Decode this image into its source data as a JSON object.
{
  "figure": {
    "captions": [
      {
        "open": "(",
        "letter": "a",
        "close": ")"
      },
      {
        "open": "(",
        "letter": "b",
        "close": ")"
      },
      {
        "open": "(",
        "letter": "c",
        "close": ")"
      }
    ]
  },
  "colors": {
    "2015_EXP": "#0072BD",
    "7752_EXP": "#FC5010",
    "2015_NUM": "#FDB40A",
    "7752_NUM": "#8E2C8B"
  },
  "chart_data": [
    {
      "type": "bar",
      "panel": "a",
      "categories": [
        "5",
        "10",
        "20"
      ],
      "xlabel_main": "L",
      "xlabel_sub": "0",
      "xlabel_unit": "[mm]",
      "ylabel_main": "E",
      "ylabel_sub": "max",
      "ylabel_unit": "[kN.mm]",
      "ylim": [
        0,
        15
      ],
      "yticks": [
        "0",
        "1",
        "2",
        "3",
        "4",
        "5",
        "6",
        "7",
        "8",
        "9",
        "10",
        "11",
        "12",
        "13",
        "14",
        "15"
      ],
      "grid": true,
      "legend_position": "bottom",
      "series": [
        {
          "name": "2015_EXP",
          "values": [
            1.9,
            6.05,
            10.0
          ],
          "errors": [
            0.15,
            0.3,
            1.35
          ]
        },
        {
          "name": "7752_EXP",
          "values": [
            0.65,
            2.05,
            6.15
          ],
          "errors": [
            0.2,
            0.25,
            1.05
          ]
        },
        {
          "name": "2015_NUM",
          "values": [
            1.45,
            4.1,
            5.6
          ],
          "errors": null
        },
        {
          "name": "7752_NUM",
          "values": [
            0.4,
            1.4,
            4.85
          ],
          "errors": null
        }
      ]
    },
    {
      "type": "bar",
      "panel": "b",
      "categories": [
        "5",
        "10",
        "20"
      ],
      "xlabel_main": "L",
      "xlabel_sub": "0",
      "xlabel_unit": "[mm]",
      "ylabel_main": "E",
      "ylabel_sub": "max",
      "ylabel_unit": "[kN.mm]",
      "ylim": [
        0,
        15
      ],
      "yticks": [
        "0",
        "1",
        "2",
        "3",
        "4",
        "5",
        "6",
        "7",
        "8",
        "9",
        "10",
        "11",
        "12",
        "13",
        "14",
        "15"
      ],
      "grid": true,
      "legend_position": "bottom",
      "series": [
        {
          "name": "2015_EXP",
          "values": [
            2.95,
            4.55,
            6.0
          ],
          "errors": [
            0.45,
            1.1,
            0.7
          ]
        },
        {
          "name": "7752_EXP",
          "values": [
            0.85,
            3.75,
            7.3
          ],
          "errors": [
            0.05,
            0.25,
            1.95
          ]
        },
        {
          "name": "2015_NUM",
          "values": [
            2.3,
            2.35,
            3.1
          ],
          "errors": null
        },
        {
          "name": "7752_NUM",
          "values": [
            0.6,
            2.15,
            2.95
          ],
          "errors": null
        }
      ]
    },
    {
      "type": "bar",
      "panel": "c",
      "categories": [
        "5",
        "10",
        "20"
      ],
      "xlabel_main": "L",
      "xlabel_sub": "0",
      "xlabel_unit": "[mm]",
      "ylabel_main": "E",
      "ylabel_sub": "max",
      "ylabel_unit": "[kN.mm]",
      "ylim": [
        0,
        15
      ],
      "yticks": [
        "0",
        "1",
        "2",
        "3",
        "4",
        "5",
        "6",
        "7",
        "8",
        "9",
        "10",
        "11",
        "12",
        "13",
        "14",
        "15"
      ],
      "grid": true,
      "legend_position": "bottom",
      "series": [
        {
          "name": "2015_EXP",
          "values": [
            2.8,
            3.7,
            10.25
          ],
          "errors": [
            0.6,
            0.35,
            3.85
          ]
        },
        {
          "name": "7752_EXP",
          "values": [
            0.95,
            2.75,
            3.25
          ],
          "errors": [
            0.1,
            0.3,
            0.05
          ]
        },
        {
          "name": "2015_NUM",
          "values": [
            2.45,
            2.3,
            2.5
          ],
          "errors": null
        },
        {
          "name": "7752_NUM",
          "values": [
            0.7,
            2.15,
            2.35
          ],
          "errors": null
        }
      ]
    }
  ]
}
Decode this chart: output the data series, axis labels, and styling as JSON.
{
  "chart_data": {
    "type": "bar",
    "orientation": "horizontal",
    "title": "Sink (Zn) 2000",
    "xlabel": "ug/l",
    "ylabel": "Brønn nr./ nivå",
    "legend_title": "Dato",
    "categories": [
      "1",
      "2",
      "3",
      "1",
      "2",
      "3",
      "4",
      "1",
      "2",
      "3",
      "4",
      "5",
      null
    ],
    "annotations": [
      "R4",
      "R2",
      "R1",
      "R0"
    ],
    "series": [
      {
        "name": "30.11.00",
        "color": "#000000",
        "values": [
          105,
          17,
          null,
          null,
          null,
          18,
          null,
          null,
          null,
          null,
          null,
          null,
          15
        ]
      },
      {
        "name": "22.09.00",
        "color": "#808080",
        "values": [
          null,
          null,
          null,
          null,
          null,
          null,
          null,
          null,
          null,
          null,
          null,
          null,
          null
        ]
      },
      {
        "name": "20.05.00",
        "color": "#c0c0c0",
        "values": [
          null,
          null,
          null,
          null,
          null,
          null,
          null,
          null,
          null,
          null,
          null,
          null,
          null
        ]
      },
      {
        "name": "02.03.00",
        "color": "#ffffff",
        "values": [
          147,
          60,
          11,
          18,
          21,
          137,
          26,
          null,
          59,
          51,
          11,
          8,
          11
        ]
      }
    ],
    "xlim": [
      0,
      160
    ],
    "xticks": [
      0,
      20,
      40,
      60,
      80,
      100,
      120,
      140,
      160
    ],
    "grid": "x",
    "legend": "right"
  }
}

───

▶ WHAT THIS TASK INVOLVES
Every entry above needs to be quoted exactly.

▶ TASK RESULT
Decode this image into its source data as a JSON object.
{
  "figure": {
    "captions": [
      {
        "open": "(",
        "letter": "a",
        "close": ")"
      },
      {
        "open": "(",
        "letter": "b",
        "close": ")"
      },
      {
        "open": "(",
        "letter": "c",
        "close": ")"
      }
    ]
  },
  "colors": {
    "2015_EXP": "#0072BD",
    "7752_EXP": "#FC5010",
    "2015_NUM": "#FDB40A",
    "7752_NUM": "#8E2C8B"
  },
  "chart_data": [
    {
      "type": "bar",
      "panel": "a",
      "categories": [
        "5",
        "10",
        "20"
      ],
      "xlabel_main": "L",
      "xlabel_sub": "0",
      "xlabel_unit": "[mm]",
      "ylabel_main": "E",
      "ylabel_sub": "max",
      "ylabel_unit": "[kN.mm]",
      "ylim": [
        0,
        15
      ],
      "yticks": [
        "0",
        "1",
        "2",
        "3",
        "4",
        "5",
        "6",
        "7",
        "8",
        "9",
        "10",
        "11",
        "12",
        "13",
        "14",
        "15"
      ],
      "grid": true,
      "legend_position": "bottom",
      "series": [
        {
          "name": "2015_EXP",
          "values": [
            1.9,
            6.05,
            10.0
          ],
          "errors": [
            0.15,
            0.3,
            1.35
          ]
        },
        {
          "name": "7752_EXP",
          "values": [
            0.65,
            2.05,
            6.15
          ],
          "errors": [
            0.2,
            0.25,
            1.05
          ]
        },
        {
          "name": "2015_NUM",
          "values": [
            1.45,
            4.1,
            5.6
          ],
          "errors": null
        },
        {
          "name": "7752_NUM",
          "values": [
            0.4,
            1.4,
            4.85
          ],
          "errors": null
        }
      ]
    },
    {
      "type": "bar",
      "panel": "b",
      "categories": [
        "5",
        "10",
        "20"
      ],
      "xlabel_main": "L",
      "xlabel_sub": "0",
      "xlabel_unit": "[mm]",
      "ylabel_main": "E",
      "ylabel_sub": "max",
      "ylabel_unit": "[kN.mm]",
      "ylim": [
        0,
        15
      ],
      "yticks": [
        "0",
        "1",
        "2",
        "3",
        "4",
        "5",
        "6",
        "7",
        "8",
        "9",
        "10",
        "11",
        "12",
        "13",
        "14",
        "15"
      ],
      "grid": true,
      "legend_position": "bottom",
      "series": [
        {
          "name": "2015_EXP",
          "values": [
            2.95,
            4.55,
            6.0
          ],
          "errors": [
            0.45,
            1.1,
            0.7
          ]
        },
        {
          "name": "7752_EXP",
          "values": [
            0.85,
            3.75,
            7.3
          ],
          "errors": [
            0.05,
            0.25,
            1.95
          ]
        },
        {
          "name": "2015_NUM",
          "values": [
            2.3,
            2.35,
            3.1
          ],
          "errors": null
        },
        {
          "name": "7752_NUM",
          "values": [
            0.6,
            2.15,
            2.95
          ],
          "errors": null
        }
      ]
    },
    {
      "type": "bar",
      "panel": "c",
      "categories": [
        "5",
        "10",
        "20"
      ],
      "xlabel_main": "L",
      "xlabel_sub": "0",
      "xlabel_unit": "[mm]",
      "ylabel_main": "E",
      "ylabel_sub": "max",
      "ylabel_unit": "[kN.mm]",
      "ylim": [
        0,
        15
      ],
      "yticks": [
        "0",
        "1",
        "2",
        "3",
        "4",
        "5",
        "6",
        "7",
        "8",
        "9",
        "10",
        "11",
        "12",
        "13",
        "14",
        "15"
      ],
      "grid": true,
      "legend_position": "bottom",
      "series": [
        {
          "name": "2015_EXP",
          "values": [
            2.8,
            3.7,
            10.25
          ],
          "errors": [
            0.6,
            0.35,
            3.85
          ]
        },
        {
          "name": "7752_EXP",
          "values": [
            0.95,
            2.75,
            3.25
          ],
          "errors": [
            0.1,
            0.3,
            0.05
          ]
        },
        {
          "name": "2015_NUM",
          "values": [
            2.45,
            2.3,
            2.5
          ],
          "errors": null
        },
        {
          "name": "7752_NUM",
          "values": [
            0.7,
            2.15,
            2.35
          ],
          "errors": null
        }
      ]
    }
  ]
}
Decode this chart: output the data series, axis labels, and styling as JSON.
{
  "chart_data": {
    "type": "bar",
    "orientation": "horizontal",
    "title": "Sink (Zn) 2000",
    "xlabel": "ug/l",
    "ylabel": "Brønn nr./ nivå",
    "legend_title": "Dato",
    "categories": [
      "1",
      "2",
      "3",
      "1",
      "2",
      "3",
      "4",
      "1",
      "2",
      "3",
      "4",
      "5",
      null
    ],
    "annotations": [
      "R4",
      "R2",
      "R1",
      "R0"
    ],
    "series": [
      {
        "name": "30.11.00",
        "color": "#000000",
        "values": [
          105,
          17,
          null,
          null,
          null,
          18,
          null,
          null,
          null,
          null,
          null,
          null,
          15
        ]
      },
      {
        "name": "22.09.00",
        "color": "#808080",
        "values": [
          null,
          null,
          null,
          null,
          null,
          null,
          null,
          null,
          null,
          null,
          null,
          null,
          null
        ]
      },
      {
        "name": "20.05.00",
        "color": "#c0c0c0",
        "values": [
          null,
          null,
          null,
          null,
          null,
          null,
          null,
          null,
          null,
          null,
          null,
          null,
          null
        ]
      },
      {
        "name": "02.03.00",
        "color": "#ffffff",
        "values": [
          147,
          60,
          11,
          18,
          21,
          137,
          26,
          null,
          59,
          51,
          11,
          8,
          11
        ]
      }
    ],
    "xlim": [
      0,
      160
    ],
    "xticks": [
      0,
      20,
      40,
      60,
      80,
      100,
      120,
      140,
      160
    ],
    "grid": "x",
    "legend": "right"
  }
}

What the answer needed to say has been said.